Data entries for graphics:
▽

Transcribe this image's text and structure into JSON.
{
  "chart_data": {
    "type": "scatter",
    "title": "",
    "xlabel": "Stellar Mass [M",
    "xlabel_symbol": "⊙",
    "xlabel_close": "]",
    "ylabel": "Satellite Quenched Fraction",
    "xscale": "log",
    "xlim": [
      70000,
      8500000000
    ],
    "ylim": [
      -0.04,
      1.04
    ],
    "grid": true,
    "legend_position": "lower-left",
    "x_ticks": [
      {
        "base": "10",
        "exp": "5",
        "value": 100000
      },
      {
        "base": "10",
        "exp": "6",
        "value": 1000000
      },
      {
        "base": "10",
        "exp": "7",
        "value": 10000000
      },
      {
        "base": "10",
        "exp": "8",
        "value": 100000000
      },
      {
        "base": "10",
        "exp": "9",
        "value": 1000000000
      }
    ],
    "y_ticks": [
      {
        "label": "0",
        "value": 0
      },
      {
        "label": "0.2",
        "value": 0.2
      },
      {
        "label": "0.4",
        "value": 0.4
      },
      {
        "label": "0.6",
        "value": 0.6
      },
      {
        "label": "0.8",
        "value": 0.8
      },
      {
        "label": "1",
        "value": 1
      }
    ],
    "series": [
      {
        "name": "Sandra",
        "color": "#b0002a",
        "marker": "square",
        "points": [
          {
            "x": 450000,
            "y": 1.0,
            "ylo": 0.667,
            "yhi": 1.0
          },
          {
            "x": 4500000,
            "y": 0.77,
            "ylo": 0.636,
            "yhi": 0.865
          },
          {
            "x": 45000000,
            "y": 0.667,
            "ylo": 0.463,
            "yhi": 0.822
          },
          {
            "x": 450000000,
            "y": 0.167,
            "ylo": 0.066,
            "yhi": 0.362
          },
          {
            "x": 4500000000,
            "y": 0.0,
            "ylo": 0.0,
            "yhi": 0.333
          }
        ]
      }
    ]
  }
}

△
▽

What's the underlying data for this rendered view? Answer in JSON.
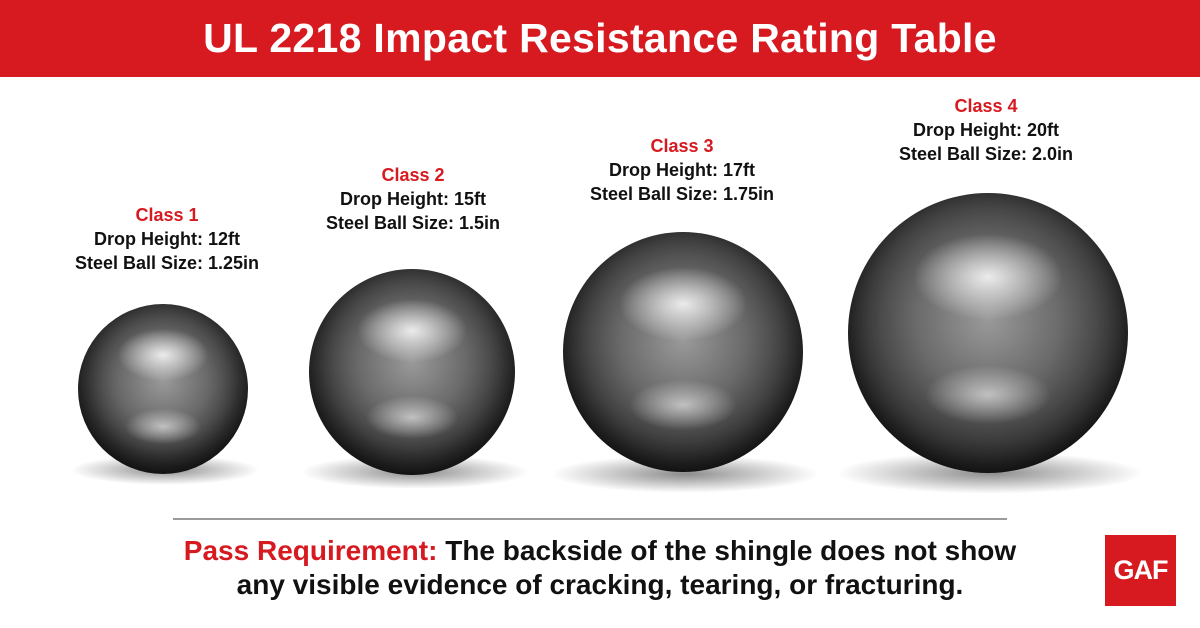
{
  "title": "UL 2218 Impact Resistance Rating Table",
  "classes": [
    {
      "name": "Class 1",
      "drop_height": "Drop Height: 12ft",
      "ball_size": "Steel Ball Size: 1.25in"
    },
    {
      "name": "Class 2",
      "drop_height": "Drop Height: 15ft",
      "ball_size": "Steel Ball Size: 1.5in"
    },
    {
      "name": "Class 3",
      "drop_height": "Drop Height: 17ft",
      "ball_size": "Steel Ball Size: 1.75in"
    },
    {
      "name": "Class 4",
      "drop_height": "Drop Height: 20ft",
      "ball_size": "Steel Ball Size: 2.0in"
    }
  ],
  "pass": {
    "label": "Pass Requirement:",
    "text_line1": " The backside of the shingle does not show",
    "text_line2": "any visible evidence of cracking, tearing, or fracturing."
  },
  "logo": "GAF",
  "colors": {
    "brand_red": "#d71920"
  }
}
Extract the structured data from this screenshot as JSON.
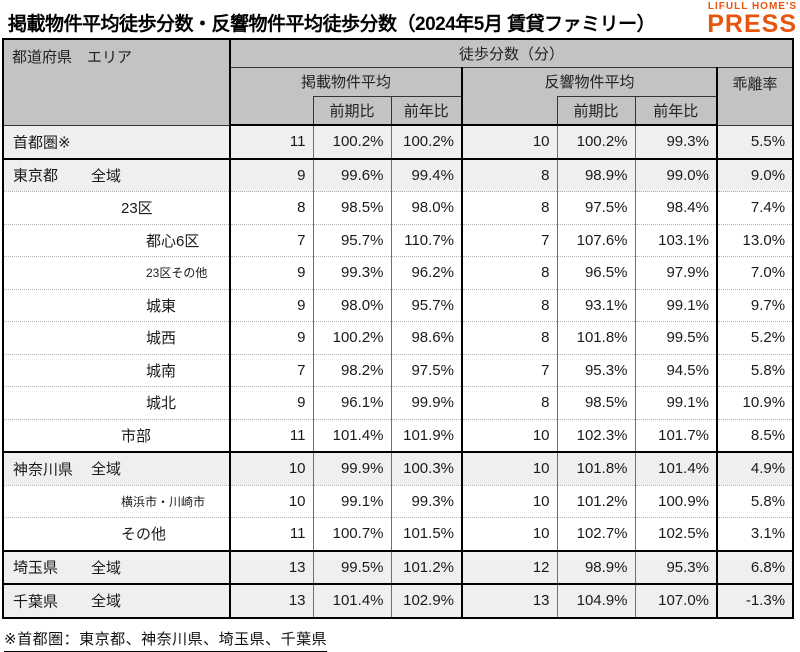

△

*EXERCISE*
Pull every line holding "Size" out of the records.

*TASK RESPONSE*
      "ball_size": "Steel Ball Size: 1.25in"
      "ball_size": "Steel Ball Size: 1.5in"
      "ball_size": "Steel Ball Size: 1.75in"
      "ball_size": "Steel Ball Size: 2.0in"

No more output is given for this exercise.